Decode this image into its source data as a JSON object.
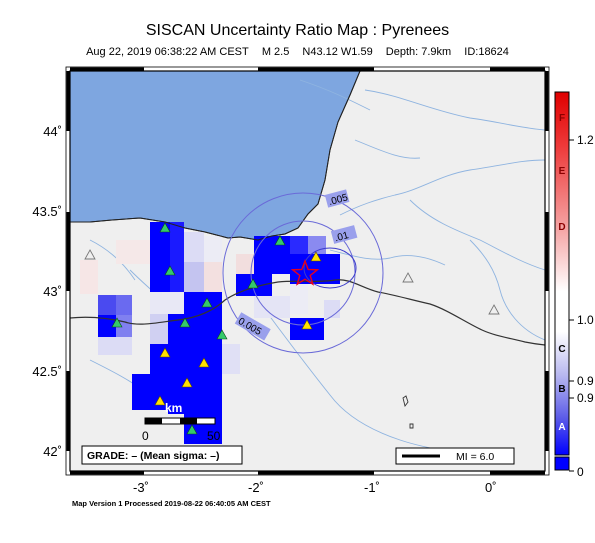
{
  "map": {
    "title": "SISCAN Uncertainty Ratio Map : Pyrenees",
    "event": {
      "datetime": "Aug 22, 2019 06:38:22 AM CEST",
      "magnitude": "M 2.5",
      "location": "N43.12 W1.59",
      "depth": "Depth: 7.9km",
      "id": "ID:18624"
    },
    "x_ticks": [
      "-3˚",
      "-2˚",
      "-1˚",
      "0˚"
    ],
    "y_ticks": [
      "44˚",
      "43.5˚",
      "43˚",
      "42.5˚",
      "42˚"
    ],
    "contour_labels": [
      ".005",
      ".01",
      "0.005"
    ],
    "scale_bar": {
      "unit": "km",
      "start": "0",
      "end": "50"
    },
    "grade_box": "GRADE: – (Mean sigma: –)",
    "mi_legend": "MI = 6.0",
    "footer": "Map Version 1 Processed 2019-08-22 06:40:05 AM CEST",
    "colors": {
      "sea": "#7ea6e0",
      "land": "#efefef",
      "high": "#0000ff",
      "epicenter": "#e8001a"
    }
  },
  "colorbar": {
    "letters": [
      "F",
      "E",
      "D",
      "C",
      "B",
      "A"
    ],
    "values": [
      "1.2",
      "1.0",
      "0.9",
      "0.9",
      "0"
    ]
  }
}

■ **Goal**
Look for lines containing the string "CEST" and copy them all.

■ **Solution for this exercise**
      "datetime": "Aug 22, 2019 06:38:22 AM CEST",
    "footer": "Map Version 1 Processed 2019-08-22 06:40:05 AM CEST",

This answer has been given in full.